##### Supplied entries #####

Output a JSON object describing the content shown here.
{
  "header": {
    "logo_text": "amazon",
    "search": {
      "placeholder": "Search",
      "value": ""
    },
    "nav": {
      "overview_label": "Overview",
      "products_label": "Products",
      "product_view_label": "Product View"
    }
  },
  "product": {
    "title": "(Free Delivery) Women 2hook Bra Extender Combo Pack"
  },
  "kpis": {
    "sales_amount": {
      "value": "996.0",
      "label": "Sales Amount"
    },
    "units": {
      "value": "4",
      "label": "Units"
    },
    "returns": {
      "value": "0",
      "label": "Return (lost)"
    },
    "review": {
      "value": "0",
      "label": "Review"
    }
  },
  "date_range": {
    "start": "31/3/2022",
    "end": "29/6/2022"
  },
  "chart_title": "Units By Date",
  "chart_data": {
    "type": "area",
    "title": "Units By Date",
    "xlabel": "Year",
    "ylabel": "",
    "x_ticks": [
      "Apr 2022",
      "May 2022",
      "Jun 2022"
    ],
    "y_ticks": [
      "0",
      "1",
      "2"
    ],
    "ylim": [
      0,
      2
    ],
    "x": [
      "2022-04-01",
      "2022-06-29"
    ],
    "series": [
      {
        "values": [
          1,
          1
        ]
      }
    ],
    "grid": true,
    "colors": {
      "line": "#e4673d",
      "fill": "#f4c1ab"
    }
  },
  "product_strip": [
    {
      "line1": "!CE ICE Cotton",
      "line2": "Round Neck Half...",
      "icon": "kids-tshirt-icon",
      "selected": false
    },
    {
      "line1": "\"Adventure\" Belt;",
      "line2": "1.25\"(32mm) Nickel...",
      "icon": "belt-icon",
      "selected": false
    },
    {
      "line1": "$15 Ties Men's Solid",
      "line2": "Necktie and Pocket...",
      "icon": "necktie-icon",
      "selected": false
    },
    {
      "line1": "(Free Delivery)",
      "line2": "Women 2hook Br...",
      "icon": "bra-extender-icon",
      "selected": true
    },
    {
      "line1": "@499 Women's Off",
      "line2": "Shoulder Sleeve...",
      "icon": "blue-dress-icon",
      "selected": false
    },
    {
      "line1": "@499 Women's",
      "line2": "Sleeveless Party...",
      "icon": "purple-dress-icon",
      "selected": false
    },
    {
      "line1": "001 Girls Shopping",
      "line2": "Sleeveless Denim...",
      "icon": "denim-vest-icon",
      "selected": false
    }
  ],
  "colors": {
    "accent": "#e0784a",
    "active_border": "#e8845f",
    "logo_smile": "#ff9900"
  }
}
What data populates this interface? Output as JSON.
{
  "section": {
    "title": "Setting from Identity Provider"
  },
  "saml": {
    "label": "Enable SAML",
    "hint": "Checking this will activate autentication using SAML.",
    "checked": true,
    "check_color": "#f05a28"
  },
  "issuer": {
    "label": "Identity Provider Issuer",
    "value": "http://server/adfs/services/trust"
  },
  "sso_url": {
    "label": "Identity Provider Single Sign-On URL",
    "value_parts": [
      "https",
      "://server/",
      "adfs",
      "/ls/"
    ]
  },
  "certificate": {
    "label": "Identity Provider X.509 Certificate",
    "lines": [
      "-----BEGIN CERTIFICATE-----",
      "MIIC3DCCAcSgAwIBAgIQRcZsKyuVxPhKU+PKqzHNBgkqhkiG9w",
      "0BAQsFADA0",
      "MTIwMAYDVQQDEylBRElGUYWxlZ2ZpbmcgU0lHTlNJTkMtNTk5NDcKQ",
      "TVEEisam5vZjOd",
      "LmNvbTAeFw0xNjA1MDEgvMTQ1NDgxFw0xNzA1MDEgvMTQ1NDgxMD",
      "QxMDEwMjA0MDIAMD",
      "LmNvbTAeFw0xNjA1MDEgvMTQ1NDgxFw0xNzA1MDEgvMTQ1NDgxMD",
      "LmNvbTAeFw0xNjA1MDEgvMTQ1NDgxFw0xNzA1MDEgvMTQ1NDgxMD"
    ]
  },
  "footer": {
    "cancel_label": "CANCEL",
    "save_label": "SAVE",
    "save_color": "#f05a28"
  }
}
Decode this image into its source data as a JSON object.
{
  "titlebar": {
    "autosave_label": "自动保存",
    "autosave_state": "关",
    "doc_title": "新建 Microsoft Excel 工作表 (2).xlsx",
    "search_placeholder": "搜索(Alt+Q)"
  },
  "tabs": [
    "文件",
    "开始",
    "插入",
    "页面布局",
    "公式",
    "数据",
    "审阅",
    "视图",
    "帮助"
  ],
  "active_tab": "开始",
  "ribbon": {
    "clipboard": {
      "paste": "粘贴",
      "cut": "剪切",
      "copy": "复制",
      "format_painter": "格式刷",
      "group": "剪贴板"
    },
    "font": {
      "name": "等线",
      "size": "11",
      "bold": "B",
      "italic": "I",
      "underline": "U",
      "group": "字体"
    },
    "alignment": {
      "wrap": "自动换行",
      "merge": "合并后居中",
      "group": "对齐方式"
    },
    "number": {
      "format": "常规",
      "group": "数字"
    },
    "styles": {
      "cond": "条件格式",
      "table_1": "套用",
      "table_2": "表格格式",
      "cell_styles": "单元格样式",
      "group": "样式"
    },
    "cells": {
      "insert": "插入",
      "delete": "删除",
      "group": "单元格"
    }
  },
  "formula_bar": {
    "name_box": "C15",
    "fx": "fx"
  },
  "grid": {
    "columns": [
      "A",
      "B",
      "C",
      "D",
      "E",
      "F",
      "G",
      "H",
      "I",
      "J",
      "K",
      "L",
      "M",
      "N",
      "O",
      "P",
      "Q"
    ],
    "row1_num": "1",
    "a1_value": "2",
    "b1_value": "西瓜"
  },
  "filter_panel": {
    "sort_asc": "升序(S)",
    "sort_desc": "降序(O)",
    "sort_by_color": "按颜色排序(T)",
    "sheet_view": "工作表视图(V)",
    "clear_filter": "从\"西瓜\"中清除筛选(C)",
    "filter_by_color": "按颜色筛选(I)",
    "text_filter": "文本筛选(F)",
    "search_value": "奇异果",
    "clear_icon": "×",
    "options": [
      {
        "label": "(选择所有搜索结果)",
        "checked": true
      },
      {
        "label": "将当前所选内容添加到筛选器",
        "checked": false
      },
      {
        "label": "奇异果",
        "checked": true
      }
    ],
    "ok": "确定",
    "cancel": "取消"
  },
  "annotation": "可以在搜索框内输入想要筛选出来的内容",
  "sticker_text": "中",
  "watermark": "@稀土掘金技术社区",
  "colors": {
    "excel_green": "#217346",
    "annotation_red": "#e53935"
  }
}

#####

**What you need to do:** Go through the data and gather every line that holds "this".

**Reply to the exercise:**
What data populates this interface? Output as JSON.
    "hint": "Checking this will activate autentication using SAML.",
Decode this image into its source data as a JSON object.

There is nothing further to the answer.